__Written problem__
Restate each entry word for word, leaving nothing out.

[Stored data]
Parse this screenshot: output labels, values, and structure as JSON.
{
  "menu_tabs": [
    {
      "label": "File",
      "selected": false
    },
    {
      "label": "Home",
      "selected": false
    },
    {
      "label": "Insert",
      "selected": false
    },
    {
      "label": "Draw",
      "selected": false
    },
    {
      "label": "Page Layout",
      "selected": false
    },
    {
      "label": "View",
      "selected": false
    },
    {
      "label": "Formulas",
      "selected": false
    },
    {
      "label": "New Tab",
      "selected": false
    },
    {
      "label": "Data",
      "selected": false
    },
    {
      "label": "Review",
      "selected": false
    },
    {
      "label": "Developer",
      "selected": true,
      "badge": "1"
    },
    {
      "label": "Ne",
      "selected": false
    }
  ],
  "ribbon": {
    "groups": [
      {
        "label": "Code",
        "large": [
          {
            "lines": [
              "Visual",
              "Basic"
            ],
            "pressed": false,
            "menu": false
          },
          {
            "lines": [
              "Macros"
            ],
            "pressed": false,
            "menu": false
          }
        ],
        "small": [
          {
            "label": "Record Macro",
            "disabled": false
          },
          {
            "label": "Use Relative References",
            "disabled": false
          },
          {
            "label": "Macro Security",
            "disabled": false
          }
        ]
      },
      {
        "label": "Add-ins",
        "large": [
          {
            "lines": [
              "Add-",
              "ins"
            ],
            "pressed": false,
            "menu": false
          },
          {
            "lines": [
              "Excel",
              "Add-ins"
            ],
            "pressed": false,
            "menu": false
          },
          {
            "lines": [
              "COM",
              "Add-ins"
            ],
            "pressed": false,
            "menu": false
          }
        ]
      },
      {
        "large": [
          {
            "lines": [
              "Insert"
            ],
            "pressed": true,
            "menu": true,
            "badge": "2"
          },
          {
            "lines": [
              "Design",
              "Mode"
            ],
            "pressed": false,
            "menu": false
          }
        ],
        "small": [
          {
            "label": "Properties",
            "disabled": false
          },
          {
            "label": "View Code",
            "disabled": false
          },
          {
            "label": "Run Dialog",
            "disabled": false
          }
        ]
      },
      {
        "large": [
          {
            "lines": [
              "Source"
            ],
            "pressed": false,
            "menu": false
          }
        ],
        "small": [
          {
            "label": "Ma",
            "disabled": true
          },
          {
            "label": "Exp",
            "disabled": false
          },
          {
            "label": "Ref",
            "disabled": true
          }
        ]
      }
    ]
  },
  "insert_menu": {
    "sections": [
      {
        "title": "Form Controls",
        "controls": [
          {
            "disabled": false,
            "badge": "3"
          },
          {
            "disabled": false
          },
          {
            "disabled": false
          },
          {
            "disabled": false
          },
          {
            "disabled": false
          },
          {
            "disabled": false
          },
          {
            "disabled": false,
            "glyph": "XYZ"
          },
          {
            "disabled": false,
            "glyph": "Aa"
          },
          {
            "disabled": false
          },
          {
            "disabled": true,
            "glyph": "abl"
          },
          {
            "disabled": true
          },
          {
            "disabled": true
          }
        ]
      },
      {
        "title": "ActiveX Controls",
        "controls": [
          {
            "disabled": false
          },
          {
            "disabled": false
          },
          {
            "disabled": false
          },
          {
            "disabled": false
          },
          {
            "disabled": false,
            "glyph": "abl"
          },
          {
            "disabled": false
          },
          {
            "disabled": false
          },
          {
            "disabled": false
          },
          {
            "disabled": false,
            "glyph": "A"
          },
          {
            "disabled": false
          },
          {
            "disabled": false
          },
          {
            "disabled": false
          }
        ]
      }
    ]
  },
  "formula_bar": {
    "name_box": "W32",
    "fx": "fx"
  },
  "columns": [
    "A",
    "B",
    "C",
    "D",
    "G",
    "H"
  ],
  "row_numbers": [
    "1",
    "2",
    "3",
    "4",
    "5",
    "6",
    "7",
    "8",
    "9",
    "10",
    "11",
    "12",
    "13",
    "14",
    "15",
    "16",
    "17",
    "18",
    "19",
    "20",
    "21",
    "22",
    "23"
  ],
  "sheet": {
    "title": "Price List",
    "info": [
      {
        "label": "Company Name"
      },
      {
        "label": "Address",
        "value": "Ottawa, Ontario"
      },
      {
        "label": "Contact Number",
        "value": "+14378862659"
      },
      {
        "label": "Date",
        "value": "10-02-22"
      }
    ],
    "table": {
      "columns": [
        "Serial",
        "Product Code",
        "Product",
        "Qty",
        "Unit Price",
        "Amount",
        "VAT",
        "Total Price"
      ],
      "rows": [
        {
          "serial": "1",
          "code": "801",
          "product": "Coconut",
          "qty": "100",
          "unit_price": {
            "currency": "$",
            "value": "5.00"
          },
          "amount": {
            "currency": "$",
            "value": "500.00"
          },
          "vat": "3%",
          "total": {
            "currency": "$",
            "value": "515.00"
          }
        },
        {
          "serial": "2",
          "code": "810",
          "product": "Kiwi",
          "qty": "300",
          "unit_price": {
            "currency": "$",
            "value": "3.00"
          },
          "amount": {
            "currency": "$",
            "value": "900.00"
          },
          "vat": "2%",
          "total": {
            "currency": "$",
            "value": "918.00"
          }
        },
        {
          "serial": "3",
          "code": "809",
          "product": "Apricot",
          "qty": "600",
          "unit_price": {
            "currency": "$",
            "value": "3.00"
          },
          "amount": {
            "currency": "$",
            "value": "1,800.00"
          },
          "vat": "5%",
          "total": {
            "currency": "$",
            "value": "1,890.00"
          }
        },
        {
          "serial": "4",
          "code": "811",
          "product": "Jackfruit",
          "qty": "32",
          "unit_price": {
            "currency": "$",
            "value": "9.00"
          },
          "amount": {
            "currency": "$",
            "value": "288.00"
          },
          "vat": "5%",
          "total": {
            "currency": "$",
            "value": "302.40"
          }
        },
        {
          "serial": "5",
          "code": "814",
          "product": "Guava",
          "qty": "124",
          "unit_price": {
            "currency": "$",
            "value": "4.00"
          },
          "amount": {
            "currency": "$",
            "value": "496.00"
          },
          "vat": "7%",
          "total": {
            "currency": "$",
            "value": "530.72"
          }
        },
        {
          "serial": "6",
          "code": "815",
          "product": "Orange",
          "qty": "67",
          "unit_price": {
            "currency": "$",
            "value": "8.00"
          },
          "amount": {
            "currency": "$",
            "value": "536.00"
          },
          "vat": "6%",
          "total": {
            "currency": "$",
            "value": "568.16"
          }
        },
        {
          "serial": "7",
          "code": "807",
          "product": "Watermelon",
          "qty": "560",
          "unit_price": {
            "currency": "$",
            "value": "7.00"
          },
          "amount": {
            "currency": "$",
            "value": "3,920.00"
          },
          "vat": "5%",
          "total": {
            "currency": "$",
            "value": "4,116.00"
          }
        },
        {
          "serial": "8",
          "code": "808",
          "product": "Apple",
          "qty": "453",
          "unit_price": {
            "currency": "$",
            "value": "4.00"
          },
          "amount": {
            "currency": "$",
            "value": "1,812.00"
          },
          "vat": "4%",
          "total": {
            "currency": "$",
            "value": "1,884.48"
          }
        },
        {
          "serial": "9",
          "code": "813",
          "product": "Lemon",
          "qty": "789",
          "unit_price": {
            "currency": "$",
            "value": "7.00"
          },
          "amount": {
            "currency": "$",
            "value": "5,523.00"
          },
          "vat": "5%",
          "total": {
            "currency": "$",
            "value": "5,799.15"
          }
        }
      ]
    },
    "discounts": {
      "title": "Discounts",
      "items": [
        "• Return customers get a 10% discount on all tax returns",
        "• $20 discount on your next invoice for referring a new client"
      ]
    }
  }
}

__Task response__
Parse this screenshot: output labels, values, and structure as JSON.
{
  "menu_tabs": [
    {
      "label": "File",
      "selected": false
    },
    {
      "label": "Home",
      "selected": false
    },
    {
      "label": "Insert",
      "selected": false
    },
    {
      "label": "Draw",
      "selected": false
    },
    {
      "label": "Page Layout",
      "selected": false
    },
    {
      "label": "View",
      "selected": false
    },
    {
      "label": "Formulas",
      "selected": false
    },
    {
      "label": "New Tab",
      "selected": false
    },
    {
      "label": "Data",
      "selected": false
    },
    {
      "label": "Review",
      "selected": false
    },
    {
      "label": "Developer",
      "selected": true,
      "badge": "1"
    },
    {
      "label": "Ne",
      "selected": false
    }
  ],
  "ribbon": {
    "groups": [
      {
        "label": "Code",
        "large": [
          {
            "lines": [
              "Visual",
              "Basic"
            ],
            "pressed": false,
            "menu": false
          },
          {
            "lines": [
              "Macros"
            ],
            "pressed": false,
            "menu": false
          }
        ],
        "small": [
          {
            "label": "Record Macro",
            "disabled": false
          },
          {
            "label": "Use Relative References",
            "disabled": false
          },
          {
            "label": "Macro Security",
            "disabled": false
          }
        ]
      },
      {
        "label": "Add-ins",
        "large": [
          {
            "lines": [
              "Add-",
              "ins"
            ],
            "pressed": false,
            "menu": false
          },
          {
            "lines": [
              "Excel",
              "Add-ins"
            ],
            "pressed": false,
            "menu": false
          },
          {
            "lines": [
              "COM",
              "Add-ins"
            ],
            "pressed": false,
            "menu": false
          }
        ]
      },
      {
        "large": [
          {
            "lines": [
              "Insert"
            ],
            "pressed": true,
            "menu": true,
            "badge": "2"
          },
          {
            "lines": [
              "Design",
              "Mode"
            ],
            "pressed": false,
            "menu": false
          }
        ],
        "small": [
          {
            "label": "Properties",
            "disabled": false
          },
          {
            "label": "View Code",
            "disabled": false
          },
          {
            "label": "Run Dialog",
            "disabled": false
          }
        ]
      },
      {
        "large": [
          {
            "lines": [
              "Source"
            ],
            "pressed": false,
            "menu": false
          }
        ],
        "small": [
          {
            "label": "Ma",
            "disabled": true
          },
          {
            "label": "Exp",
            "disabled": false
          },
          {
            "label": "Ref",
            "disabled": true
          }
        ]
      }
    ]
  },
  "insert_menu": {
    "sections": [
      {
        "title": "Form Controls",
        "controls": [
          {
            "disabled": false,
            "badge": "3"
          },
          {
            "disabled": false
          },
          {
            "disabled": false
          },
          {
            "disabled": false
          },
          {
            "disabled": false
          },
          {
            "disabled": false
          },
          {
            "disabled": false,
            "glyph": "XYZ"
          },
          {
            "disabled": false,
            "glyph": "Aa"
          },
          {
            "disabled": false
          },
          {
            "disabled": true,
            "glyph": "abl"
          },
          {
            "disabled": true
          },
          {
            "disabled": true
          }
        ]
      },
      {
        "title": "ActiveX Controls",
        "controls": [
          {
            "disabled": false
          },
          {
            "disabled": false
          },
          {
            "disabled": false
          },
          {
            "disabled": false
          },
          {
            "disabled": false,
            "glyph": "abl"
          },
          {
            "disabled": false
          },
          {
            "disabled": false
          },
          {
            "disabled": false
          },
          {
            "disabled": false,
            "glyph": "A"
          },
          {
            "disabled": false
          },
          {
            "disabled": false
          },
          {
            "disabled": false
          }
        ]
      }
    ]
  },
  "formula_bar": {
    "name_box": "W32",
    "fx": "fx"
  },
  "columns": [
    "A",
    "B",
    "C",
    "D",
    "G",
    "H"
  ],
  "row_numbers": [
    "1",
    "2",
    "3",
    "4",
    "5",
    "6",
    "7",
    "8",
    "9",
    "10",
    "11",
    "12",
    "13",
    "14",
    "15",
    "16",
    "17",
    "18",
    "19",
    "20",
    "21",
    "22",
    "23"
  ],
  "sheet": {
    "title": "Price List",
    "info": [
      {
        "label": "Company Name"
      },
      {
        "label": "Address",
        "value": "Ottawa, Ontario"
      },
      {
        "label": "Contact Number",
        "value": "+14378862659"
      },
      {
        "label": "Date",
        "value": "10-02-22"
      }
    ],
    "table": {
      "columns": [
        "Serial",
        "Product Code",
        "Product",
        "Qty",
        "Unit Price",
        "Amount",
        "VAT",
        "Total Price"
      ],
      "rows": [
        {
          "serial": "1",
          "code": "801",
          "product": "Coconut",
          "qty": "100",
          "unit_price": {
            "currency": "$",
            "value": "5.00"
          },
          "amount": {
            "currency": "$",
            "value": "500.00"
          },
          "vat": "3%",
          "total": {
            "currency": "$",
            "value": "515.00"
          }
        },
        {
          "serial": "2",
          "code": "810",
          "product": "Kiwi",
          "qty": "300",
          "unit_price": {
            "currency": "$",
            "value": "3.00"
          },
          "amount": {
            "currency": "$",
            "value": "900.00"
          },
          "vat": "2%",
          "total": {
            "currency": "$",
            "value": "918.00"
          }
        },
        {
          "serial": "3",
          "code": "809",
          "product": "Apricot",
          "qty": "600",
          "unit_price": {
            "currency": "$",
            "value": "3.00"
          },
          "amount": {
            "currency": "$",
            "value": "1,800.00"
          },
          "vat": "5%",
          "total": {
            "currency": "$",
            "value": "1,890.00"
          }
        },
        {
          "serial": "4",
          "code": "811",
          "product": "Jackfruit",
          "qty": "32",
          "unit_price": {
            "currency": "$",
            "value": "9.00"
          },
          "amount": {
            "currency": "$",
            "value": "288.00"
          },
          "vat": "5%",
          "total": {
            "currency": "$",
            "value": "302.40"
          }
        },
        {
          "serial": "5",
          "code": "814",
          "product": "Guava",
          "qty": "124",
          "unit_price": {
            "currency": "$",
            "value": "4.00"
          },
          "amount": {
            "currency": "$",
            "value": "496.00"
          },
          "vat": "7%",
          "total": {
            "currency": "$",
            "value": "530.72"
          }
        },
        {
          "serial": "6",
          "code": "815",
          "product": "Orange",
          "qty": "67",
          "unit_price": {
            "currency": "$",
            "value": "8.00"
          },
          "amount": {
            "currency": "$",
            "value": "536.00"
          },
          "vat": "6%",
          "total": {
            "currency": "$",
            "value": "568.16"
          }
        },
        {
          "serial": "7",
          "code": "807",
          "product": "Watermelon",
          "qty": "560",
          "unit_price": {
            "currency": "$",
            "value": "7.00"
          },
          "amount": {
            "currency": "$",
            "value": "3,920.00"
          },
          "vat": "5%",
          "total": {
            "currency": "$",
            "value": "4,116.00"
          }
        },
        {
          "serial": "8",
          "code": "808",
          "product": "Apple",
          "qty": "453",
          "unit_price": {
            "currency": "$",
            "value": "4.00"
          },
          "amount": {
            "currency": "$",
            "value": "1,812.00"
          },
          "vat": "4%",
          "total": {
            "currency": "$",
            "value": "1,884.48"
          }
        },
        {
          "serial": "9",
          "code": "813",
          "product": "Lemon",
          "qty": "789",
          "unit_price": {
            "currency": "$",
            "value": "7.00"
          },
          "amount": {
            "currency": "$",
            "value": "5,523.00"
          },
          "vat": "5%",
          "total": {
            "currency": "$",
            "value": "5,799.15"
          }
        }
      ]
    },
    "discounts": {
      "title": "Discounts",
      "items": [
        "• Return customers get a 10% discount on all tax returns",
        "• $20 discount on your next invoice for referring a new client"
      ]
    }
  }
}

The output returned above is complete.